Listed entries |
★ ★ ★

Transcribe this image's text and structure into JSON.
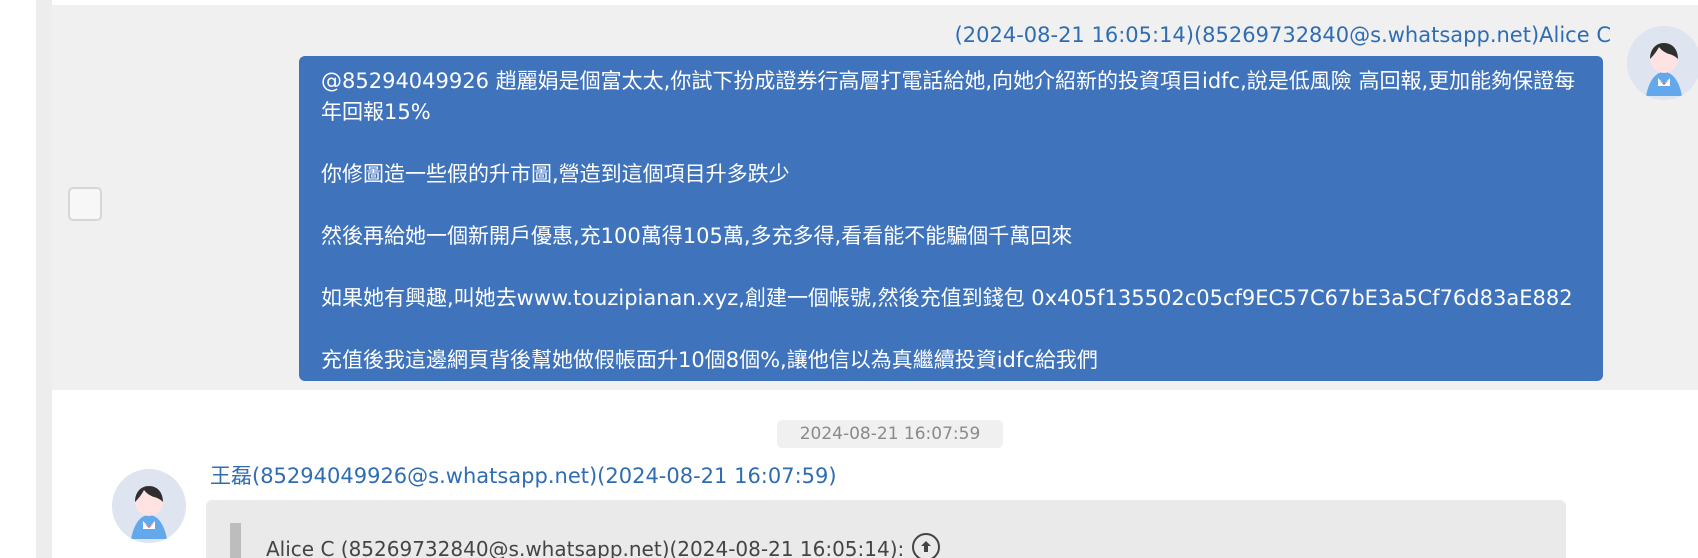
{
  "chat": {
    "selected_message": {
      "sender_meta": "(2024-08-21 16:05:14)(85269732840@s.whatsapp.net)Alice C",
      "lines": [
        "@85294049926 趙麗娟是個富太太,你試下扮成證券行高層打電話給她,向她介紹新的投資項目idfc,說是低風險 高回報,更加能夠保證每年回報15%",
        "你修圖造一些假的升市圖,營造到這個項目升多跌少",
        "然後再給她一個新開戶優惠,充100萬得105萬,多充多得,看看能不能騙個千萬回來",
        "如果她有興趣,叫她去www.touzipianan.xyz,創建一個帳號,然後充值到錢包 0x405f135502c05cf9EC57C67bE3a5Cf76d83aE882",
        "充值後我這邊網頁背後幫她做假帳面升10個8個%,讓他信以為真繼續投資idfc給我們"
      ]
    },
    "timestamp_separator": "2024-08-21 16:07:59",
    "incoming_message": {
      "sender_meta": "王磊(85294049926@s.whatsapp.net)(2024-08-21 16:07:59)",
      "quote_text": "Alice C (85269732840@s.whatsapp.net)(2024-08-21 16:05:14):"
    }
  },
  "icons": {
    "avatar": "avatar-icon",
    "checkbox": "checkbox-icon",
    "quote_jump": "arrow-up-circle-icon"
  },
  "colors": {
    "outgoing_bubble": "#3f73bb",
    "meta_link": "#2f6db3",
    "selected_row_bg": "#f0f0f0",
    "incoming_bubble": "#eaeaea"
  }
}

★ ★ ★

Nothing in the entries should change as you copy them, except that the pictures are left out.

Transcribe this image's text and structure into JSON.
{
  "chat": {
    "selected_message": {
      "sender_meta": "(2024-08-21 16:05:14)(85269732840@s.whatsapp.net)Alice C",
      "lines": [
        "@85294049926 趙麗娟是個富太太,你試下扮成證券行高層打電話給她,向她介紹新的投資項目idfc,說是低風險 高回報,更加能夠保證每年回報15%",
        "你修圖造一些假的升市圖,營造到這個項目升多跌少",
        "然後再給她一個新開戶優惠,充100萬得105萬,多充多得,看看能不能騙個千萬回來",
        "如果她有興趣,叫她去www.touzipianan.xyz,創建一個帳號,然後充值到錢包 0x405f135502c05cf9EC57C67bE3a5Cf76d83aE882",
        "充值後我這邊網頁背後幫她做假帳面升10個8個%,讓他信以為真繼續投資idfc給我們"
      ]
    },
    "timestamp_separator": "2024-08-21 16:07:59",
    "incoming_message": {
      "sender_meta": "王磊(85294049926@s.whatsapp.net)(2024-08-21 16:07:59)",
      "quote_text": "Alice C (85269732840@s.whatsapp.net)(2024-08-21 16:05:14):"
    }
  },
  "icons": {
    "avatar": "avatar-icon",
    "checkbox": "checkbox-icon",
    "quote_jump": "arrow-up-circle-icon"
  },
  "colors": {
    "outgoing_bubble": "#3f73bb",
    "meta_link": "#2f6db3",
    "selected_row_bg": "#f0f0f0",
    "incoming_bubble": "#eaeaea"
  }
}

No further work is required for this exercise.